------ INPUT DATA ------

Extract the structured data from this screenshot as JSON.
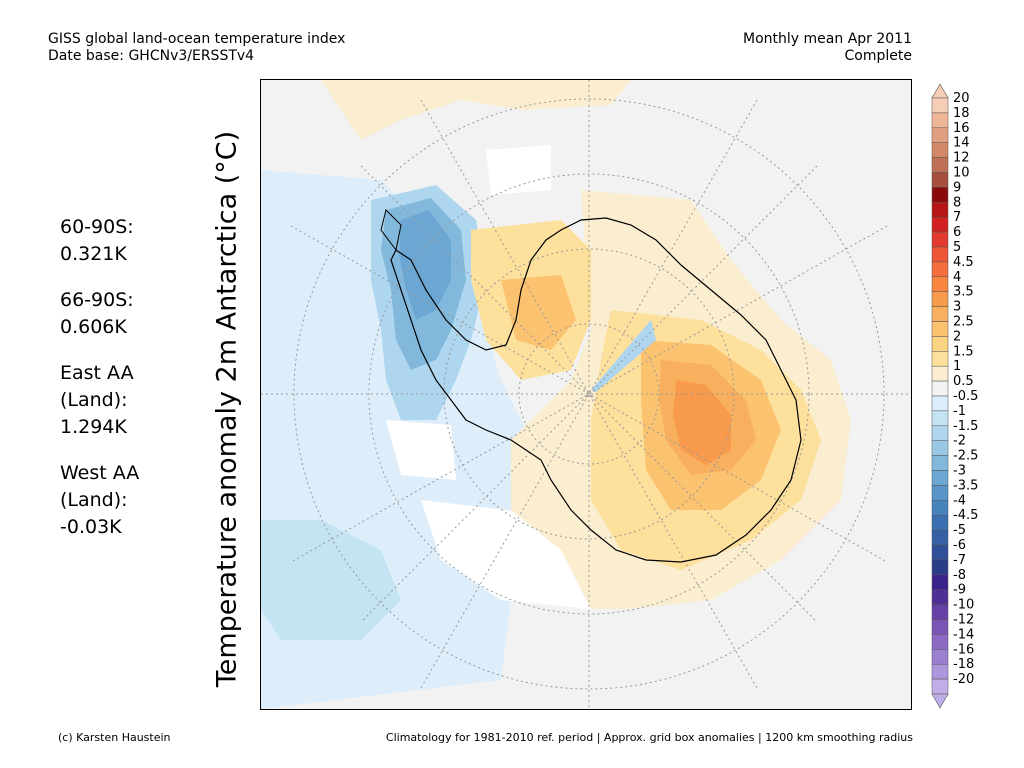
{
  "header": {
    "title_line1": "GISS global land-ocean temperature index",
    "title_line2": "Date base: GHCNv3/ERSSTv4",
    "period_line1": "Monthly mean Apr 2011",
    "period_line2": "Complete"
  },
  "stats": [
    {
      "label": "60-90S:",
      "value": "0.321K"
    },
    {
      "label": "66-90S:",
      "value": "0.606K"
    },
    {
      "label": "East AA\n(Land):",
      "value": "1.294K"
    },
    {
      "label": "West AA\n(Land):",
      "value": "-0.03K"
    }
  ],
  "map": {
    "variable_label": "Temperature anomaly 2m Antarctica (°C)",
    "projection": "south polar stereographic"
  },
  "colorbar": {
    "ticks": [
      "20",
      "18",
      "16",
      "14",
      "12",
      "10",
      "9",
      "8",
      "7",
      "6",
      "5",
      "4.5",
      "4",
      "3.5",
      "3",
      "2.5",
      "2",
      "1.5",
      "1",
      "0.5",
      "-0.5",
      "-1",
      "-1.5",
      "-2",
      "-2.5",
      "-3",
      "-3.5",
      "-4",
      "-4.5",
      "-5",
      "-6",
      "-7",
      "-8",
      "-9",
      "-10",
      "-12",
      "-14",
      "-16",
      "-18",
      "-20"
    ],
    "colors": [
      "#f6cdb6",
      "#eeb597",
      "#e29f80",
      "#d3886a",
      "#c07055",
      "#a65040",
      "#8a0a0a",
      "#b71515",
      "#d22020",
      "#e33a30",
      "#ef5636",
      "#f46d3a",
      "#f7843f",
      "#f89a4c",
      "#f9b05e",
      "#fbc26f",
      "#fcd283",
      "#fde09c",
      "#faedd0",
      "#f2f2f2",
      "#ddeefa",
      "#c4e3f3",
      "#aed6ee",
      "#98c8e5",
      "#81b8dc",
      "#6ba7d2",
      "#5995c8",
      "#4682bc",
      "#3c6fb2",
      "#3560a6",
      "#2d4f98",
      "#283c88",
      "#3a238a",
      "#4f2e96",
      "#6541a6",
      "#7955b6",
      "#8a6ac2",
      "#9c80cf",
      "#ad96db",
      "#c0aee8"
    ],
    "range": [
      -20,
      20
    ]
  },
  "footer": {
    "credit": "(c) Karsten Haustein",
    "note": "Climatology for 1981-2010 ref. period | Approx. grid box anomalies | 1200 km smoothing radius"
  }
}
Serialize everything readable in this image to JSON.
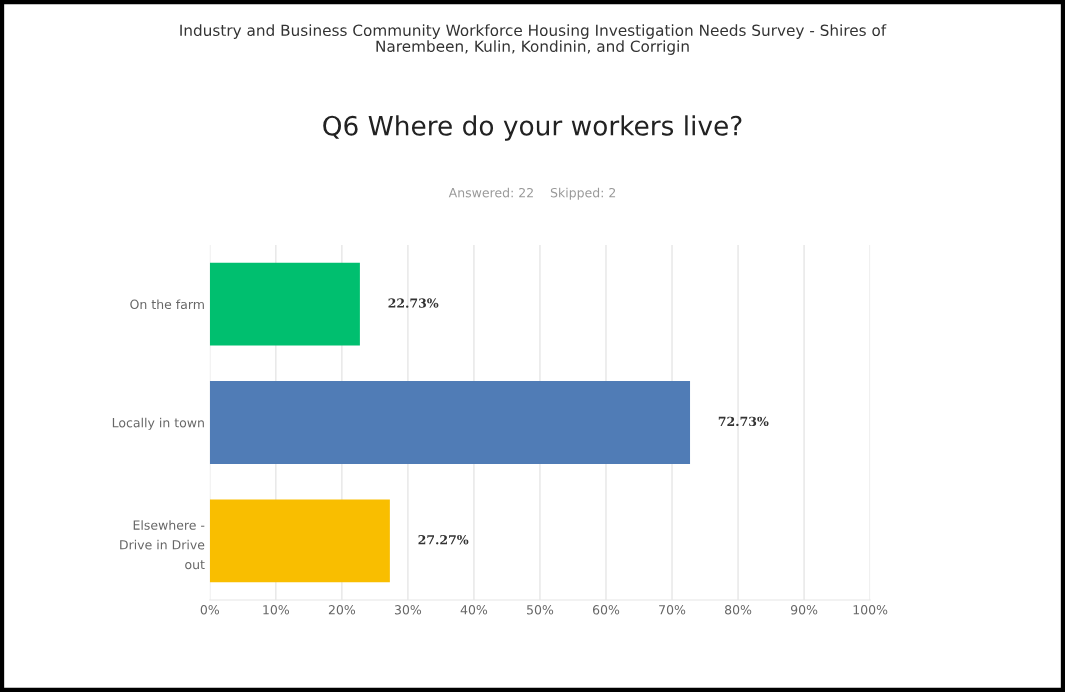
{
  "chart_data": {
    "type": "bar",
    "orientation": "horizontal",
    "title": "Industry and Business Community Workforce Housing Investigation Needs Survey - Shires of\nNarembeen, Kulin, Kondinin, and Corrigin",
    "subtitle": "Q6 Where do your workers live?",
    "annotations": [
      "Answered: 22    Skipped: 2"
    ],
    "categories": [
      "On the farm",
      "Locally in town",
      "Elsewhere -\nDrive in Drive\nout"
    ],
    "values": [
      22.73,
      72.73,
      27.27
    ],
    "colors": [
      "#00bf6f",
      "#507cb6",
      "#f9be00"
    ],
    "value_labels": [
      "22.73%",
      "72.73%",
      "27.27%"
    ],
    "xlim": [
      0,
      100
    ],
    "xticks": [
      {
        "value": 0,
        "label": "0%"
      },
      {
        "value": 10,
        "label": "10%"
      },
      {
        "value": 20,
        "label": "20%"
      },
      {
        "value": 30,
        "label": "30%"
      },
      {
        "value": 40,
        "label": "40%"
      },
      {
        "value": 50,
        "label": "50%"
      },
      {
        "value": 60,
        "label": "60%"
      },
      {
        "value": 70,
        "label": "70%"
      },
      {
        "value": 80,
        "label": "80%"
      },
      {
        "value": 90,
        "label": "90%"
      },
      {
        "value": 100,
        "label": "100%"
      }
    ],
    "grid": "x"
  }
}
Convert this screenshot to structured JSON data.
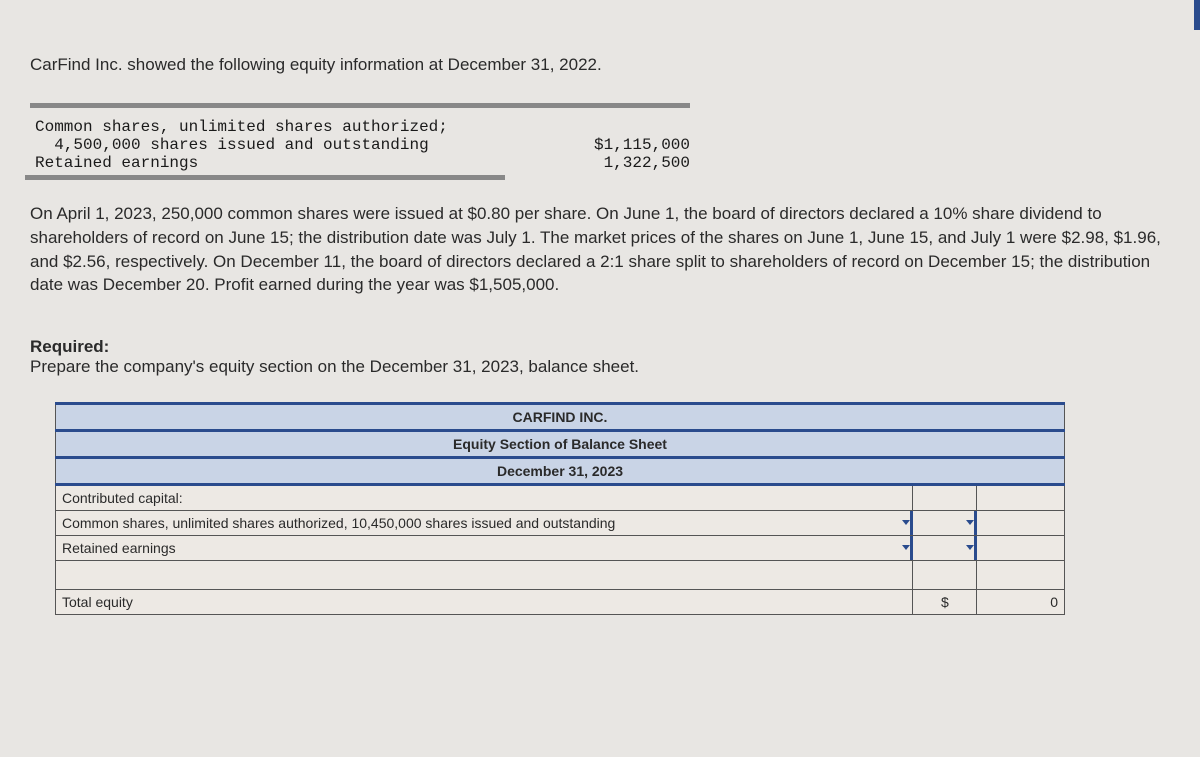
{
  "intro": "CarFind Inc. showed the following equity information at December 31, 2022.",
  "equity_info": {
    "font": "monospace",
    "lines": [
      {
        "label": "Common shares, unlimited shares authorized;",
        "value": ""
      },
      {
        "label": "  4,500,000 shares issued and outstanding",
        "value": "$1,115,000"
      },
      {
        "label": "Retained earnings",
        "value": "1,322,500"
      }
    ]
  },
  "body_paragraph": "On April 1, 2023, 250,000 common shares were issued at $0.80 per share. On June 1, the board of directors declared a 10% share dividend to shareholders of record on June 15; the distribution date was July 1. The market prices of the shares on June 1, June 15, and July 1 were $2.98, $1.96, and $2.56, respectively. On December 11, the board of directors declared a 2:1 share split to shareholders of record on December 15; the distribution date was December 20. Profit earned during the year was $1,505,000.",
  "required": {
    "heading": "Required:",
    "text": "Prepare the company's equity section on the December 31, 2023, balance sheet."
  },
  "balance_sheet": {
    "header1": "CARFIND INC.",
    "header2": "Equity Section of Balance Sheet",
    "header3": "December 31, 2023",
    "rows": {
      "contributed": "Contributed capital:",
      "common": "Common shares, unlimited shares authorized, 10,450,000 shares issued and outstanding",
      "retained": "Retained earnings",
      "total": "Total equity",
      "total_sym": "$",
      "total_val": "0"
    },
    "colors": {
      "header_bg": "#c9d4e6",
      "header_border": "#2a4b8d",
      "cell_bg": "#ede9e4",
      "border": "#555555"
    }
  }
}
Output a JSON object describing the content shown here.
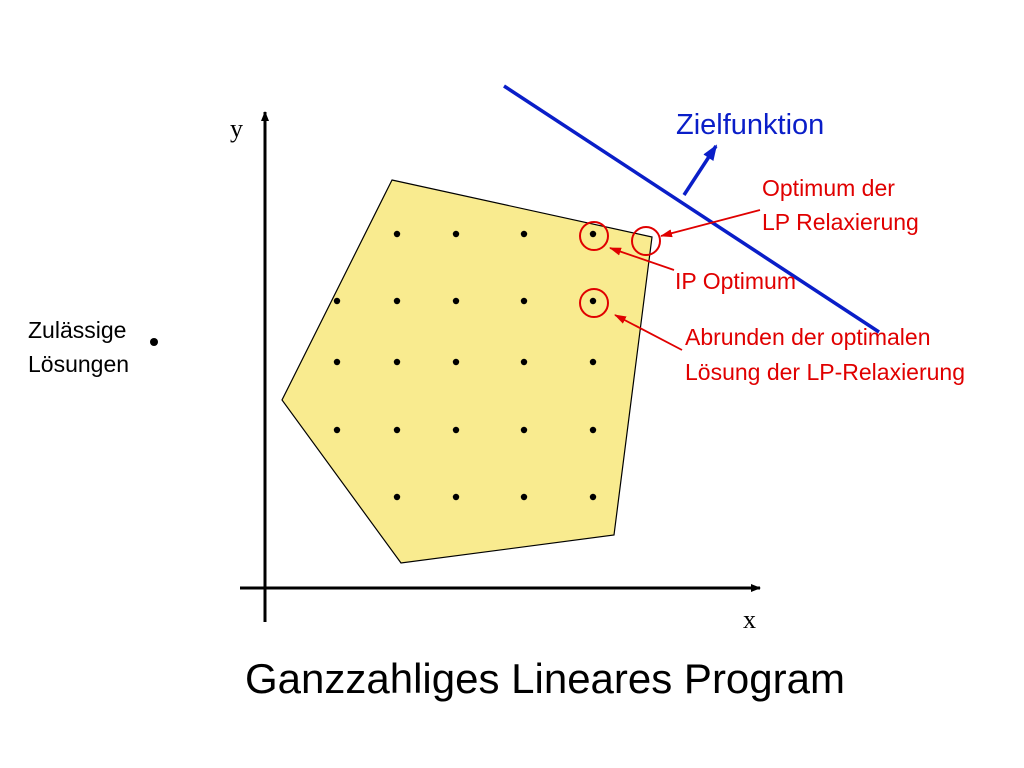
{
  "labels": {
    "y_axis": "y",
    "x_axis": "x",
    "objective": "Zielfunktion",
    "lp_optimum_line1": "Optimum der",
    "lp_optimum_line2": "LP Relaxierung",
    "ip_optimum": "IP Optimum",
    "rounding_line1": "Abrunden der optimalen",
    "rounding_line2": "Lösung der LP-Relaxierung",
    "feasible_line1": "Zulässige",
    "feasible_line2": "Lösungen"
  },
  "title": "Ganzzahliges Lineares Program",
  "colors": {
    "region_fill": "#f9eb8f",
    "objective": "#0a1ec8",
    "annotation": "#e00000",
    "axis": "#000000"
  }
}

------

Write out again, exactly, each line from the one containing "Output a JSON" through the last line of the entries, and omit every picture.

* _WRITTEN RESPONSE_:
Output a JSON object describing the content shown here.
{
  "labels": {
    "y_axis": "y",
    "x_axis": "x",
    "objective": "Zielfunktion",
    "lp_optimum_line1": "Optimum der",
    "lp_optimum_line2": "LP Relaxierung",
    "ip_optimum": "IP Optimum",
    "rounding_line1": "Abrunden der optimalen",
    "rounding_line2": "Lösung der LP-Relaxierung",
    "feasible_line1": "Zulässige",
    "feasible_line2": "Lösungen"
  },
  "title": "Ganzzahliges Lineares Program",
  "colors": {
    "region_fill": "#f9eb8f",
    "objective": "#0a1ec8",
    "annotation": "#e00000",
    "axis": "#000000"
  }
}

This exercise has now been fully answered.